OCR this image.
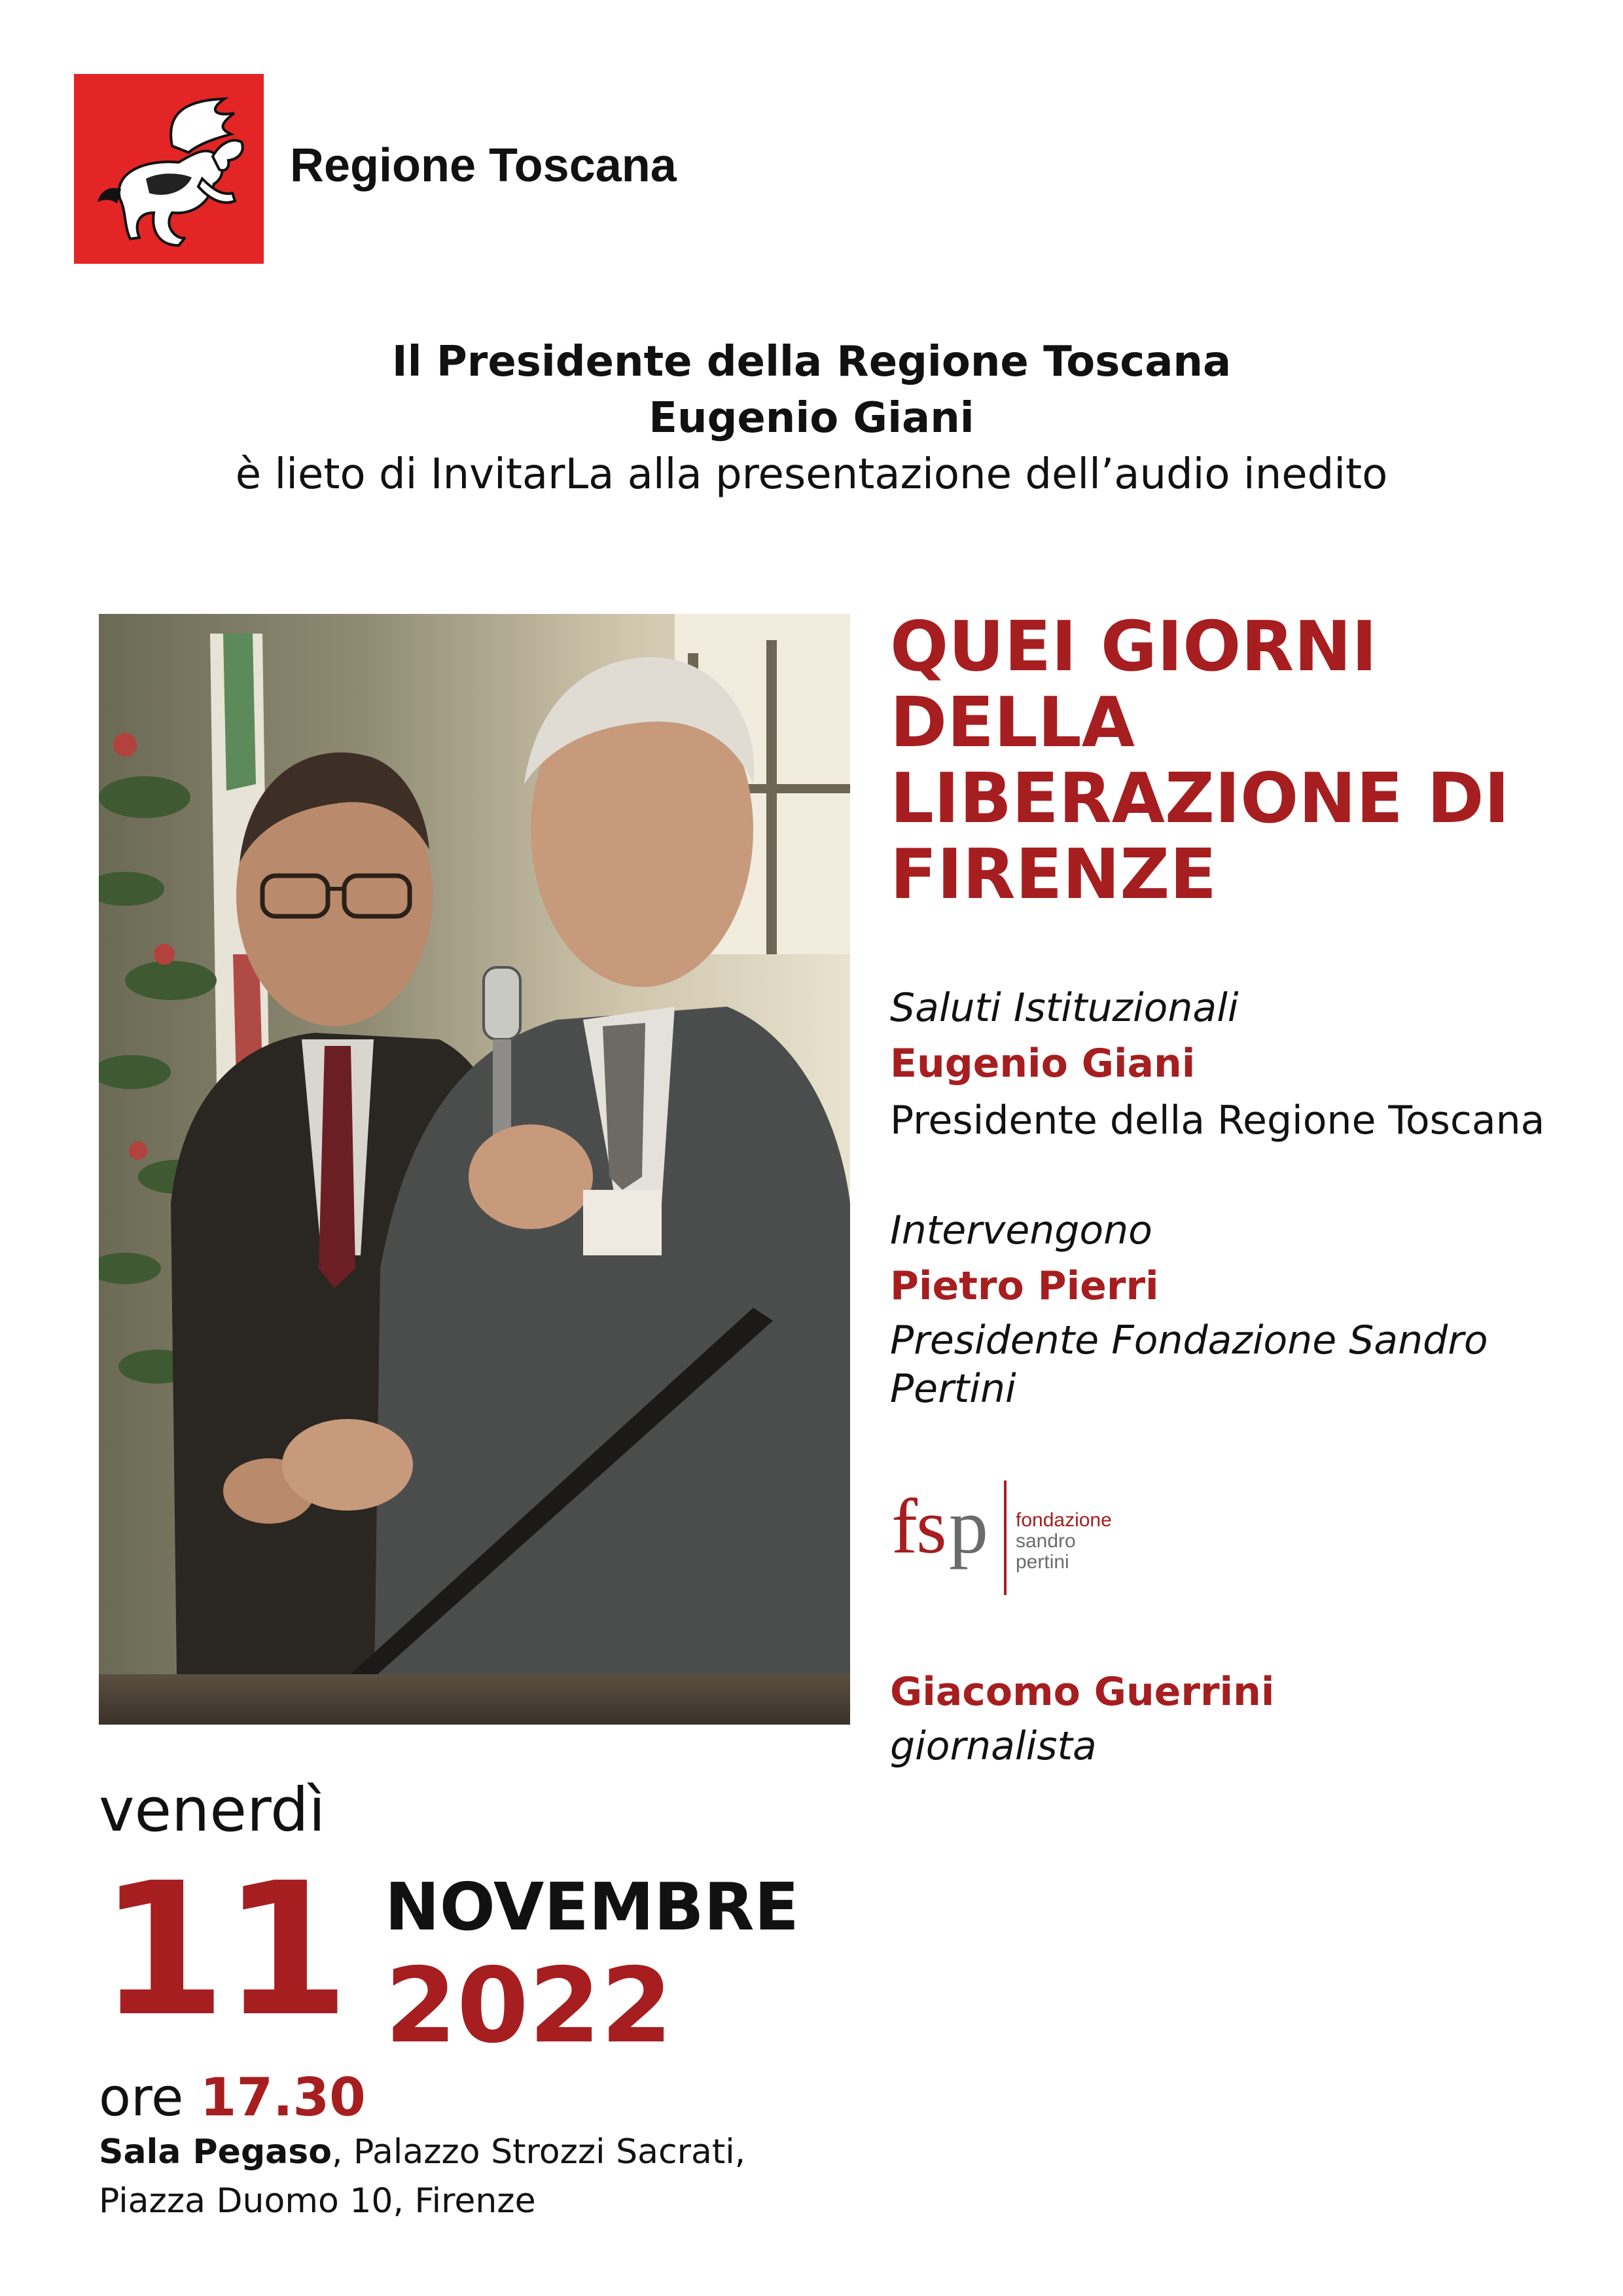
Regione Toscana
Il Presidente della Regione Toscana
Eugenio Giani
è lieto di InvitarLa alla presentazione dell’audio inedito
QUEI GIORNI
DELLA
LIBERAZIONE DI
FIRENZE
Saluti Istituzionali
Eugenio Giani
Presidente della Regione Toscana
Intervengono
Pietro Pierri
Presidente Fondazione Sandro
Pertini
f
s p fondazione
sandro
pertini
Giacomo Guerrini
giornalista
venerdì
11 NOVEMBRE
2022
ore 17.30
Sala Pegaso, Palazzo Strozzi Sacrati,
Piazza Duomo 10, Firenze
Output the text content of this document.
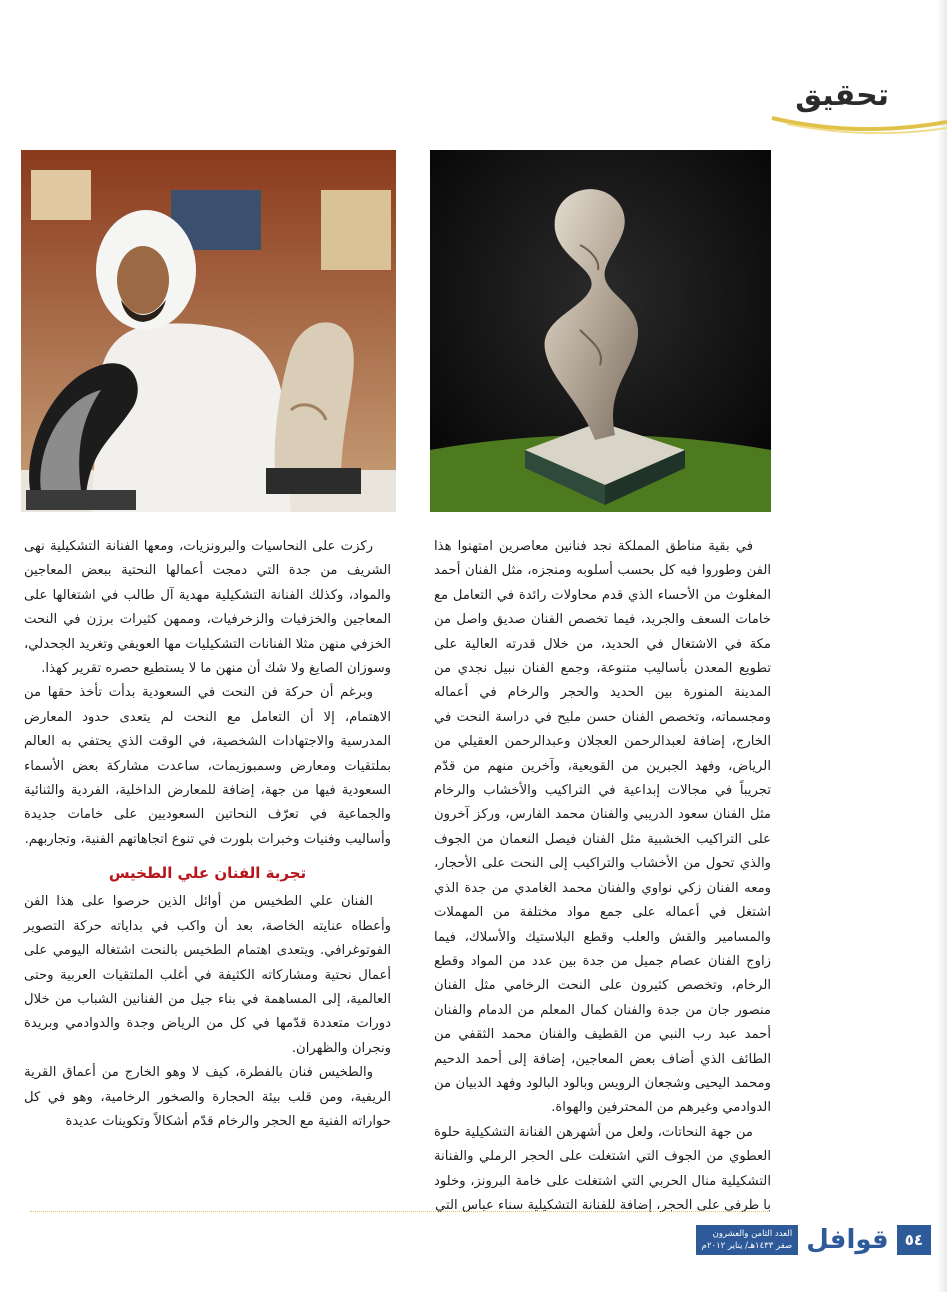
تحقيق

في بقية مناطق المملكة نجد فنانين معاصرين امتهنوا هذا الفن وطوروا فيه كل بحسب أسلوبه ومنجزه، مثل الفنان أحمد المغلوث من الأحساء الذي قدم محاولات رائدة في التعامل مع خامات السعف والجريد، فيما تخصص الفنان صديق واصل من مكة في الاشتغال في الحديد، من خلال قدرته العالية على تطويع المعدن بأساليب متنوعة، وجمع الفنان نبيل نجدي من المدينة المنورة بين الحديد والحجر والرخام في أعماله ومجسماته، وتخصص الفنان حسن مليح في دراسة النحت في الخارج، إضافة لعبدالرحمن العجلان وعبدالرحمن العقيلي من الرياض، وفهد الجبرين من القويعية، وآخرين منهم من قدّم تجريباً في مجالات إبداعية في التراكيب والأخشاب والرخام مثل الفنان سعود الدريبي والفنان محمد الفارس، وركز آخرون على التراكيب الخشبية مثل الفنان فيصل النعمان من الجوف والذي تحول من الأخشاب والتراكيب إلى النحت على الأحجار، ومعه الفنان زكي نواوي والفنان محمد الغامدي من جدة الذي اشتغل في أعماله على جمع مواد مختلفة من المهملات والمسامير والقش والعلب وقطع البلاستيك والأسلاك، فيما زاوج الفنان عصام جميل من جدة بين عدد من المواد وقطع الرخام، وتخصص كثيرون على النحت الرخامي مثل الفنان منصور جان من جدة والفنان كمال المعلم من الدمام والفنان أحمد عبد رب النبي من القطيف والفنان محمد الثقفي من الطائف الذي أضاف بعض المعاجين، إضافة إلى أحمد الدحيم ومحمد اليحيى وشجعان الرويس وبالود البالود وفهد الدبيان من الدوادمي وغيرهم من المحترفين والهواة.

من جهة النحاتات، ولعل من أشهرهن الفنانة التشكيلية حلوة العطوي من الجوف التي اشتغلت على الحجر الرملي والفنانة التشكيلية منال الحربي التي اشتغلت على خامة البرونز، وخلود با طرفي على الحجر، إضافة للفنانة التشكيلية سناء عباس التي

ركزت على النحاسيات والبرونزيات، ومعها الفنانة التشكيلية نهى الشريف من جدة التي دمجت أعمالها النحتية ببعض المعاجين والمواد، وكذلك الفنانة التشكيلية مهدية آل طالب في اشتغالها على المعاجين والخزفيات والزخرفيات، وممهن كثيرات برزن في النحت الخزفي منهن مثلا الفنانات التشكيليات مها العويفي وتغريد الجحدلي، وسوزان الصايغ ولا شك أن منهن ما لا يستطيع حصره تقرير كهذا.

وبرغم أن حركة فن النحت في السعودية بدأت تأخذ حقها من الاهتمام، إلا أن التعامل مع النحت لم يتعدى حدود المعارض المدرسية والاجتهادات الشخصية، في الوقت الذي يحتفي به العالم بملتقيات ومعارض وسمبوزيمات، ساعدت مشاركة بعض الأسماء السعودية فيها من جهة، إضافة للمعارض الداخلية، الفردية والثنائية والجماعية في تعرّف النحاتين السعوديين على خامات جديدة وأساليب وفنيات وخبرات بلورت في تنوع اتجاهاتهم الفنية، وتجاربهم.

تجربة الفنان علي الطخيس

الفنان علي الطخيس من أوائل الذين حرصوا على هذا الفن وأعطاه عنايته الخاصة، بعد أن واكب في بداياته حركة التصوير الفوتوغرافي. ويتعدى اهتمام الطخيس بالنحت اشتغاله اليومي على أعمال نحتية ومشاركاته الكثيفة في أغلب الملتقيات العربية وحتى العالمية، إلى المساهمة في بناء جيل من الفنانين الشباب من خلال دورات متعددة قدّمها في كل من الرياض وجدة والدوادمي وبريدة ونجران والظهران.

والطخيس فنان بالفطرة، كيف لا وهو الخارج من أعماق القرية الريفية، ومن قلب بيئة الحجارة والصخور الرخامية، وهو في كل حواراته الفنية مع الحجر والرخام قدّم أشكالاً وتكوينات عديدة

٥٤
قوافل
العدد الثامن والعشرون
صفر ١٤٣٣هـ/ يناير ٢٠١٢م
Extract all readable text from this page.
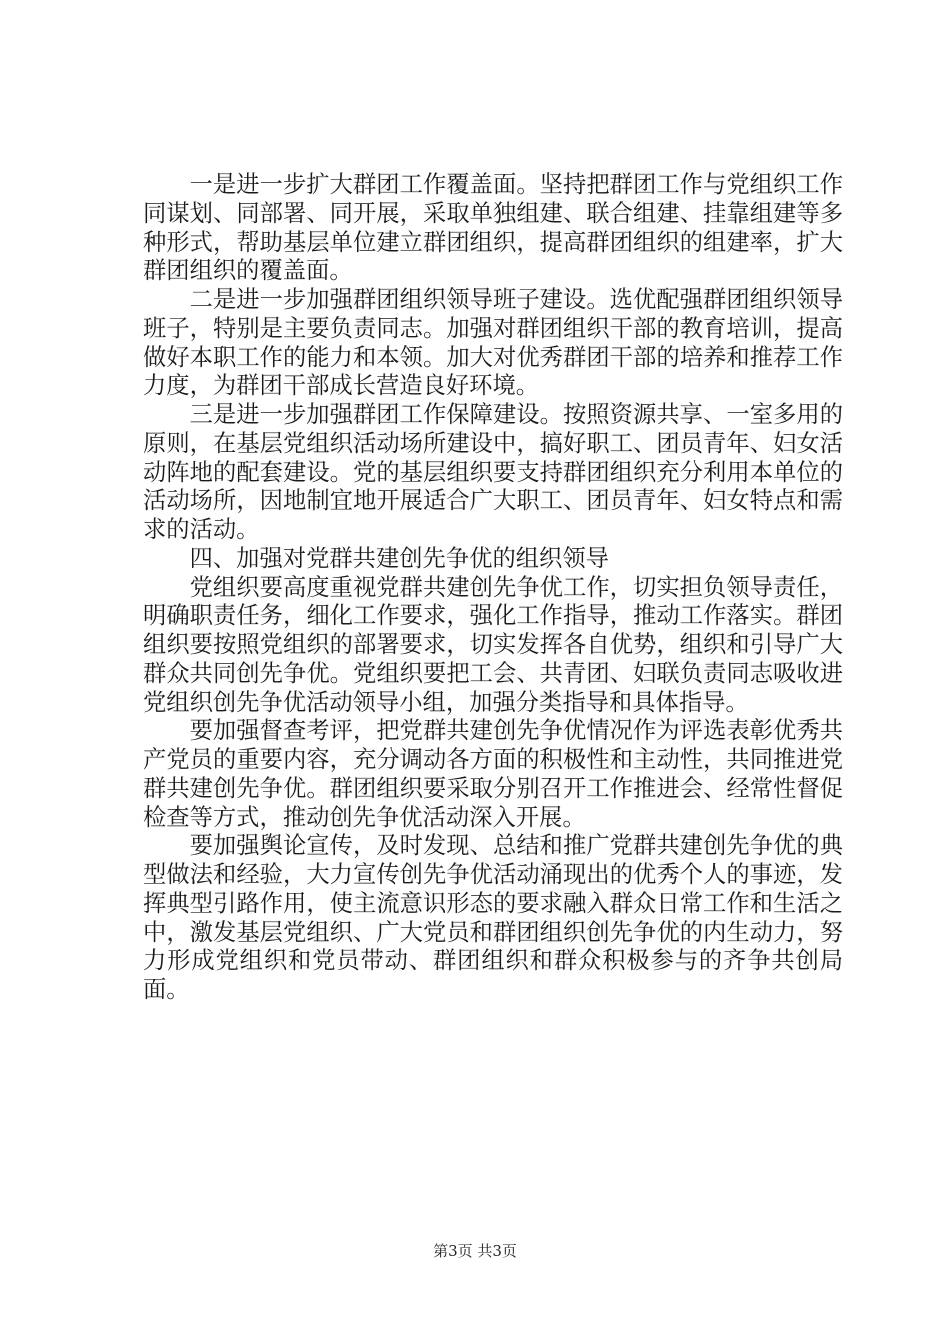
一是进一步扩大群团工作覆盖面。坚持把群团工作与党组织工作同谋划、同部署、同开展，采取单独组建、联合组建、挂靠组建等多种形式，帮助基层单位建立群团组织，提高群团组织的组建率，扩大群团组织的覆盖面。

二是进一步加强群团组织领导班子建设。选优配强群团组织领导班子，特别是主要负责同志。加强对群团组织干部的教育培训，提高做好本职工作的能力和本领。加大对优秀群团干部的培养和推荐工作力度，为群团干部成长营造良好环境。

三是进一步加强群团工作保障建设。按照资源共享、一室多用的原则，在基层党组织活动场所建设中，搞好职工、团员青年、妇女活动阵地的配套建设。党的基层组织要支持群团组织充分利用本单位的活动场所，因地制宜地开展适合广大职工、团员青年、妇女特点和需求的活动。

四、加强对党群共建创先争优的组织领导

党组织要高度重视党群共建创先争优工作，切实担负领导责任，明确职责任务，细化工作要求，强化工作指导，推动工作落实。群团组织要按照党组织的部署要求，切实发挥各自优势，组织和引导广大群众共同创先争优。党组织要把工会、共青团、妇联负责同志吸收进党组织创先争优活动领导小组，加强分类指导和具体指导。

要加强督查考评，把党群共建创先争优情况作为评选表彰优秀共产党员的重要内容，充分调动各方面的积极性和主动性，共同推进党群共建创先争优。群团组织要采取分别召开工作推进会、经常性督促检查等方式，推动创先争优活动深入开展。

要加强舆论宣传，及时发现、总结和推广党群共建创先争优的典型做法和经验，大力宣传创先争优活动涌现出的优秀个人的事迹，发挥典型引路作用，使主流意识形态的要求融入群众日常工作和生活之中，激发基层党组织、广大党员和群团组织创先争优的内生动力，努力形成党组织和党员带动、群团组织和群众积极参与的齐争共创局面。

第3页 共3页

• _Written problem_
Please leave out the pictures while you copy exactly the lines from the one containing "Extract all readable text from this page." through the end of the records.

• _Correct answer_
Extract all readable text from this page.
一是进一步扩大群团工作覆盖面。坚持把群团工作与党组织工作同谋划、同部署、同开展，采取单独组建、联合组建、挂靠组建等多种形式，帮助基层单位建立群团组织，提高群团组织的组建率，扩大群团组织的覆盖面。

二是进一步加强群团组织领导班子建设。选优配强群团组织领导班子，特别是主要负责同志。加强对群团组织干部的教育培训，提高做好本职工作的能力和本领。加大对优秀群团干部的培养和推荐工作力度，为群团干部成长营造良好环境。

三是进一步加强群团工作保障建设。按照资源共享、一室多用的原则，在基层党组织活动场所建设中，搞好职工、团员青年、妇女活动阵地的配套建设。党的基层组织要支持群团组织充分利用本单位的活动场所，因地制宜地开展适合广大职工、团员青年、妇女特点和需求的活动。

四、加强对党群共建创先争优的组织领导

党组织要高度重视党群共建创先争优工作，切实担负领导责任，明确职责任务，细化工作要求，强化工作指导，推动工作落实。群团组织要按照党组织的部署要求，切实发挥各自优势，组织和引导广大群众共同创先争优。党组织要把工会、共青团、妇联负责同志吸收进党组织创先争优活动领导小组，加强分类指导和具体指导。

要加强督查考评，把党群共建创先争优情况作为评选表彰优秀共产党员的重要内容，充分调动各方面的积极性和主动性，共同推进党群共建创先争优。群团组织要采取分别召开工作推进会、经常性督促检查等方式，推动创先争优活动深入开展。

要加强舆论宣传，及时发现、总结和推广党群共建创先争优的典型做法和经验，大力宣传创先争优活动涌现出的优秀个人的事迹，发挥典型引路作用，使主流意识形态的要求融入群众日常工作和生活之中，激发基层党组织、广大党员和群团组织创先争优的内生动力，努力形成党组织和党员带动、群团组织和群众积极参与的齐争共创局面。

第3页 共3页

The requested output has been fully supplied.